Nothing in the records should change; write them all out exactly.
======== THE RECORDS ========
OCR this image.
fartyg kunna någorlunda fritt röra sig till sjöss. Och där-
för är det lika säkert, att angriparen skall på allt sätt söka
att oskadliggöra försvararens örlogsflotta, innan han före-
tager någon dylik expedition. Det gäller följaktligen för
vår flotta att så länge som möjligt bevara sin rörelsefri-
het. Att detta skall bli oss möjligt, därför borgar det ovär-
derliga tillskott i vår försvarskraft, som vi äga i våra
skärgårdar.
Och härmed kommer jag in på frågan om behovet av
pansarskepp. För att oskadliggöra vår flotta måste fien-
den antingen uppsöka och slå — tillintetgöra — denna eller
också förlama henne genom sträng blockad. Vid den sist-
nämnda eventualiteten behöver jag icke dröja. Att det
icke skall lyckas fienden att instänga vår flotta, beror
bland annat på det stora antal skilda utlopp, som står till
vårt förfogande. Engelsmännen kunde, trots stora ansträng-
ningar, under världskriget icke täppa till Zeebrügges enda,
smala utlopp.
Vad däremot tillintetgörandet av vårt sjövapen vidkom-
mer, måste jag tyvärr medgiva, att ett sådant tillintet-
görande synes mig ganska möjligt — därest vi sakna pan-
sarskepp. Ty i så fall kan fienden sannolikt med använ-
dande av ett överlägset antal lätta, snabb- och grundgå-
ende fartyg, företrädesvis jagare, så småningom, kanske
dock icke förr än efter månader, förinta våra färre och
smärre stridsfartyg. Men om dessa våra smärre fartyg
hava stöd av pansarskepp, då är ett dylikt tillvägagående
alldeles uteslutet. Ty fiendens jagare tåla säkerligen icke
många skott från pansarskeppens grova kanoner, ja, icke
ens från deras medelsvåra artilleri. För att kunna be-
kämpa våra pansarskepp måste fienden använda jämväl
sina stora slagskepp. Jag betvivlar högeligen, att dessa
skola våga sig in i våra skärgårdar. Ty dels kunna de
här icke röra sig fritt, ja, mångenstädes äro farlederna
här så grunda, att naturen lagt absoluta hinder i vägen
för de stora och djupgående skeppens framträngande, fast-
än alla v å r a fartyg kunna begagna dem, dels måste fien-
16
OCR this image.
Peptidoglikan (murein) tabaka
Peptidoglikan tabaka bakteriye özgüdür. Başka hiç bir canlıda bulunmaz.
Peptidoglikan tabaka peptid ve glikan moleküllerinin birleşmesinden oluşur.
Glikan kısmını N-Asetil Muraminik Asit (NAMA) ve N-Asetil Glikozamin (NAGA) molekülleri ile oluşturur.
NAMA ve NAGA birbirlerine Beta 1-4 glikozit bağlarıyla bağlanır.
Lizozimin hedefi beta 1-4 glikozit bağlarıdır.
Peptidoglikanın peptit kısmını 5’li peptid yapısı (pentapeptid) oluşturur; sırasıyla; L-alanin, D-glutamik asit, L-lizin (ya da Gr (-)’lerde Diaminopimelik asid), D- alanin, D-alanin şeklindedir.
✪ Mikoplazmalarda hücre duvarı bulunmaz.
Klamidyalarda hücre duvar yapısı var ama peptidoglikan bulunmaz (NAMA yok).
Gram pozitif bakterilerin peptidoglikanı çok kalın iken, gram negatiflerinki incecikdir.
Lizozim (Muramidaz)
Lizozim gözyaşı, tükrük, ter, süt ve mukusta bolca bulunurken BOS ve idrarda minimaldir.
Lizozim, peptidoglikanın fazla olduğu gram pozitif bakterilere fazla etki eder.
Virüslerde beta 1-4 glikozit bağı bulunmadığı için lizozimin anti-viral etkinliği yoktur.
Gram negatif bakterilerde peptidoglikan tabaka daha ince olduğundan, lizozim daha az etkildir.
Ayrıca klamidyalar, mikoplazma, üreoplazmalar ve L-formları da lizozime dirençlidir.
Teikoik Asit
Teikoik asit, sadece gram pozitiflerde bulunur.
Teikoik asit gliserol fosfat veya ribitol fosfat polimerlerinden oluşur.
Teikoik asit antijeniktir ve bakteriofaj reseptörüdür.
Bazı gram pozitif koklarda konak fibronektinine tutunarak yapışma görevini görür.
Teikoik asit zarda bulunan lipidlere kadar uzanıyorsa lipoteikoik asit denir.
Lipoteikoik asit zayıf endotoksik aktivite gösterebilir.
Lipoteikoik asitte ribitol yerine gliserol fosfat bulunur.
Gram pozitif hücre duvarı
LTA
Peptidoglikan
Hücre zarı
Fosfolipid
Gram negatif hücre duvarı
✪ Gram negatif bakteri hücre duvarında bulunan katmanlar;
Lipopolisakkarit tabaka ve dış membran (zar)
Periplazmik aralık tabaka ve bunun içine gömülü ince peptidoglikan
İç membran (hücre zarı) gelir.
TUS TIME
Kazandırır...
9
========
RESULT OF THIS EXERCISE →
OCR this image.
fartyg kunna någorlunda fritt röra sig till sjöss. Och där-
för är det lika säkert, att angriparen skall på allt sätt söka
att oskadliggöra försvararens örlogsflotta, innan han före-
tager någon dylik expedition. Det gäller följaktligen för
vår flotta att så länge som möjligt bevara sin rörelsefri-
het. Att detta skall bli oss möjligt, därför borgar det ovär-
derliga tillskott i vår försvarskraft, som vi äga i våra
skärgårdar.
Och härmed kommer jag in på frågan om behovet av
pansarskepp. För att oskadliggöra vår flotta måste fien-
den antingen uppsöka och slå — tillintetgöra — denna eller
också förlama henne genom sträng blockad. Vid den sist-
nämnda eventualiteten behöver jag icke dröja. Att det
icke skall lyckas fienden att instänga vår flotta, beror
bland annat på det stora antal skilda utlopp, som står till
vårt förfogande. Engelsmännen kunde, trots stora ansträng-
ningar, under världskriget icke täppa till Zeebrügges enda,
smala utlopp.
Vad däremot tillintetgörandet av vårt sjövapen vidkom-
mer, måste jag tyvärr medgiva, att ett sådant tillintet-
görande synes mig ganska möjligt — därest vi sakna pan-
sarskepp. Ty i så fall kan fienden sannolikt med använ-
dande av ett överlägset antal lätta, snabb- och grundgå-
ende fartyg, företrädesvis jagare, så småningom, kanske
dock icke förr än efter månader, förinta våra färre och
smärre stridsfartyg. Men om dessa våra smärre fartyg
hava stöd av pansarskepp, då är ett dylikt tillvägagående
alldeles uteslutet. Ty fiendens jagare tåla säkerligen icke
många skott från pansarskeppens grova kanoner, ja, icke
ens från deras medelsvåra artilleri. För att kunna be-
kämpa våra pansarskepp måste fienden använda jämväl
sina stora slagskepp. Jag betvivlar högeligen, att dessa
skola våga sig in i våra skärgårdar. Ty dels kunna de
här icke röra sig fritt, ja, mångenstädes äro farlederna
här så grunda, att naturen lagt absoluta hinder i vägen
för de stora och djupgående skeppens framträngande, fast-
än alla v å r a fartyg kunna begagna dem, dels måste fien-
16
OCR this image.
Peptidoglikan (murein) tabaka
Peptidoglikan tabaka bakteriye özgüdür. Başka hiç bir canlıda bulunmaz.
Peptidoglikan tabaka peptid ve glikan moleküllerinin birleşmesinden oluşur.
Glikan kısmını N-Asetil Muraminik Asit (NAMA) ve N-Asetil Glikozamin (NAGA) molekülleri ile oluşturur.
NAMA ve NAGA birbirlerine Beta 1-4 glikozit bağlarıyla bağlanır.
Lizozimin hedefi beta 1-4 glikozit bağlarıdır.
Peptidoglikanın peptit kısmını 5’li peptid yapısı (pentapeptid) oluşturur; sırasıyla; L-alanin, D-glutamik asit, L-lizin (ya da Gr (-)’lerde Diaminopimelik asid), D- alanin, D-alanin şeklindedir.
✪ Mikoplazmalarda hücre duvarı bulunmaz.
Klamidyalarda hücre duvar yapısı var ama peptidoglikan bulunmaz (NAMA yok).
Gram pozitif bakterilerin peptidoglikanı çok kalın iken, gram negatiflerinki incecikdir.
Lizozim (Muramidaz)
Lizozim gözyaşı, tükrük, ter, süt ve mukusta bolca bulunurken BOS ve idrarda minimaldir.
Lizozim, peptidoglikanın fazla olduğu gram pozitif bakterilere fazla etki eder.
Virüslerde beta 1-4 glikozit bağı bulunmadığı için lizozimin anti-viral etkinliği yoktur.
Gram negatif bakterilerde peptidoglikan tabaka daha ince olduğundan, lizozim daha az etkildir.
Ayrıca klamidyalar, mikoplazma, üreoplazmalar ve L-formları da lizozime dirençlidir.
Teikoik Asit
Teikoik asit, sadece gram pozitiflerde bulunur.
Teikoik asit gliserol fosfat veya ribitol fosfat polimerlerinden oluşur.
Teikoik asit antijeniktir ve bakteriofaj reseptörüdür.
Bazı gram pozitif koklarda konak fibronektinine tutunarak yapışma görevini görür.
Teikoik asit zarda bulunan lipidlere kadar uzanıyorsa lipoteikoik asit denir.
Lipoteikoik asit zayıf endotoksik aktivite gösterebilir.
Lipoteikoik asitte ribitol yerine gliserol fosfat bulunur.
Gram pozitif hücre duvarı
LTA
Peptidoglikan
Hücre zarı
Fosfolipid
Gram negatif hücre duvarı
✪ Gram negatif bakteri hücre duvarında bulunan katmanlar;
Lipopolisakkarit tabaka ve dış membran (zar)
Periplazmik aralık tabaka ve bunun içine gömülü ince peptidoglikan
İç membran (hücre zarı) gelir.
TUS TIME
Kazandırır...
9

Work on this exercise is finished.